Please render every line of text in the records below as a JSON list of strings, one string per line, skipping blank lines and leaving out the pictures.
>> Start Stored records
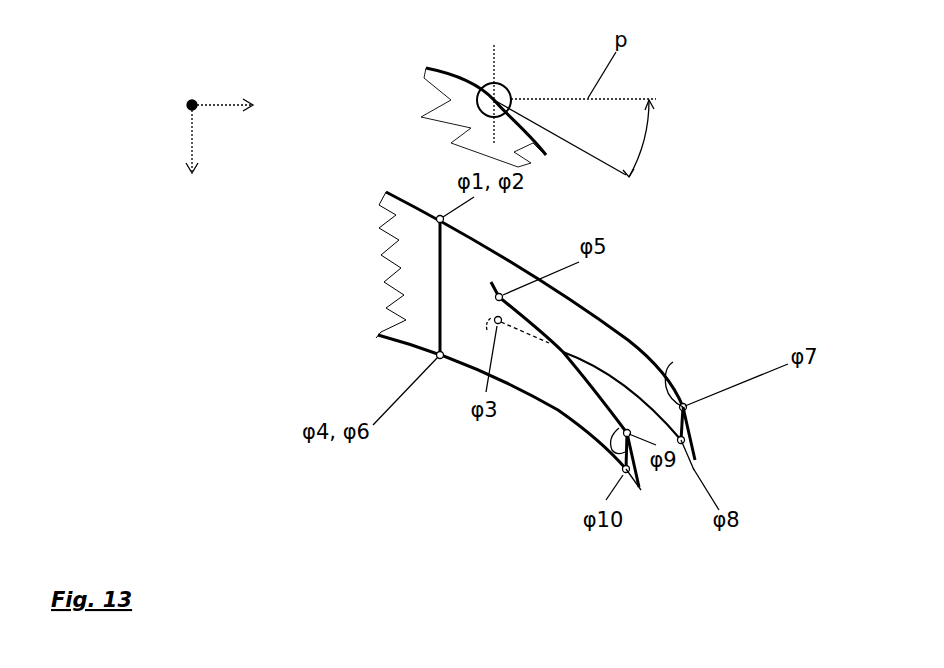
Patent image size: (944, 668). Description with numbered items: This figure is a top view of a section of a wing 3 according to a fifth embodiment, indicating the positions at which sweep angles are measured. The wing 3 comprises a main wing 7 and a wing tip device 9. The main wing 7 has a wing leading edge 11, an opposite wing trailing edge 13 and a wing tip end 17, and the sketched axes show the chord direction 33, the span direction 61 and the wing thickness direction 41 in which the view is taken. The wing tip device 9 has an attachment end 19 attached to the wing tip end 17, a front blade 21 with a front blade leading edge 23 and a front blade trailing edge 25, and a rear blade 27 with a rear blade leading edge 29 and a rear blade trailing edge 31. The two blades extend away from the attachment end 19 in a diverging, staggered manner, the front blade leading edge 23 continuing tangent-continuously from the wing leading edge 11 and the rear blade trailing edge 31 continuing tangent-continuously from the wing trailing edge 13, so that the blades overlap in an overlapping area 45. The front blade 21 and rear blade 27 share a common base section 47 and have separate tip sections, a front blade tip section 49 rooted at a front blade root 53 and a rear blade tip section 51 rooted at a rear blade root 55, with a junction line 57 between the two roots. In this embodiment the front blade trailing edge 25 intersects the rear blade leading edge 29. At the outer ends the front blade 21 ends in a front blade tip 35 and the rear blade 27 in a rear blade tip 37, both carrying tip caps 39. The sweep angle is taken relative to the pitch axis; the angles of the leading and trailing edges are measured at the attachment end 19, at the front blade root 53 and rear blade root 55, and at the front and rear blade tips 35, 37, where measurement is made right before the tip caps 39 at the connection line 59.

The wing 3 is at (378, 140).
The main wing 7 is at (411, 280).
The wing tip device 9 is at (623, 287).
The wing leading edge 11 is at (402, 203).
The wing trailing edge 13 is at (384, 344).
The wing tip end 17 is at (426, 238).
The attachment end 19 is at (450, 255).
The front blade 21 is at (586, 361).
The front blade leading edge 23 is at (458, 75).
The front blade trailing edge 25 is at (676, 352).
The rear blade 27 is at (536, 370).
The rear blade leading edge 29 is at (598, 395).
The rear blade trailing edge 31 is at (565, 420).
The chord direction 33 is at (187, 161).
The front blade tip 35 is at (684, 405).
The rear blade tip 37 is at (629, 430).
The tip caps 39 is at (690, 428).
The wing thickness direction 41 is at (175, 103).
The overlapping area 45 is at (518, 318).
The base section 47 is at (467, 285).
The front blade tip section 49 is at (606, 360).
The rear blade tip section 51 is at (600, 425).
The front blade root 53 is at (498, 273).
The rear blade root 55 is at (495, 326).
The junction line 57 is at (494, 307).
The connection line 59 is at (672, 362).
The span direction 61 is at (243, 111).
>> End Stored records
— Full solution —
[
  "Patent image size: (944, 668). Description with numbered items: This figure is a top view of a section of a wing 3 according to a fifth embodiment, indicating the positions at which sweep angles are measured. The wing 3 comprises a main wing 7 and a wing tip device 9. The main wing 7 has a wing leading edge 11, an opposite wing trailing edge 13 and a wing tip end 17, and the sketched axes show the chord direction 33, the span direction 61 and the wing thickness direction 41 in which the view is taken. The wing tip device 9 has an attachment end 19 attached to the wing tip end 17, a front blade 21 with a front blade leading edge 23 and a front blade trailing edge 25, and a rear blade 27 with a rear blade leading edge 29 and a rear blade trailing edge 31. The two blades extend away from the attachment end 19 in a diverging, staggered manner, the front blade leading edge 23 continuing tangent-continuously from the wing leading edge 11 and the rear blade trailing edge 31 continuing tangent-continuously from the wing trailing edge 13, so that the blades overlap in an overlapping area 45. The front blade 21 and rear blade 27 share a common base section 47 and have separate tip sections, a front blade tip section 49 rooted at a front blade root 53 and a rear blade tip section 51 rooted at a rear blade root 55, with a junction line 57 between the two roots. In this embodiment the front blade trailing edge 25 intersects the rear blade leading edge 29. At the outer ends the front blade 21 ends in a front blade tip 35 and the rear blade 27 in a rear blade tip 37, both carrying tip caps 39. The sweep angle is taken relative to the pitch axis; the angles of the leading and trailing edges are measured at the attachment end 19, at the front blade root 53 and rear blade root 55, and at the front and rear blade tips 35, 37, where measurement is made right before the tip caps 39 at the connection line 59.",
  "The wing 3 is at (378, 140).",
  "The main wing 7 is at (411, 280).",
  "The wing tip device 9 is at (623, 287).",
  "The wing leading edge 11 is at (402, 203).",
  "The wing trailing edge 13 is at (384, 344).",
  "The wing tip end 17 is at (426, 238).",
  "The attachment end 19 is at (450, 255).",
  "The front blade 21 is at (586, 361).",
  "The front blade leading edge 23 is at (458, 75).",
  "The front blade trailing edge 25 is at (676, 352).",
  "The rear blade 27 is at (536, 370).",
  "The rear blade leading edge 29 is at (598, 395).",
  "The rear blade trailing edge 31 is at (565, 420).",
  "The chord direction 33 is at (187, 161).",
  "The front blade tip 35 is at (684, 405).",
  "The rear blade tip 37 is at (629, 430).",
  "The tip caps 39 is at (690, 428).",
  "The wing thickness direction 41 is at (175, 103).",
  "The overlapping area 45 is at (518, 318).",
  "The base section 47 is at (467, 285).",
  "The front blade tip section 49 is at (606, 360).",
  "The rear blade tip section 51 is at (600, 425).",
  "The front blade root 53 is at (498, 273).",
  "The rear blade root 55 is at (495, 326).",
  "The junction line 57 is at (494, 307).",
  "The connection line 59 is at (672, 362).",
  "The span direction 61 is at (243, 111)."
]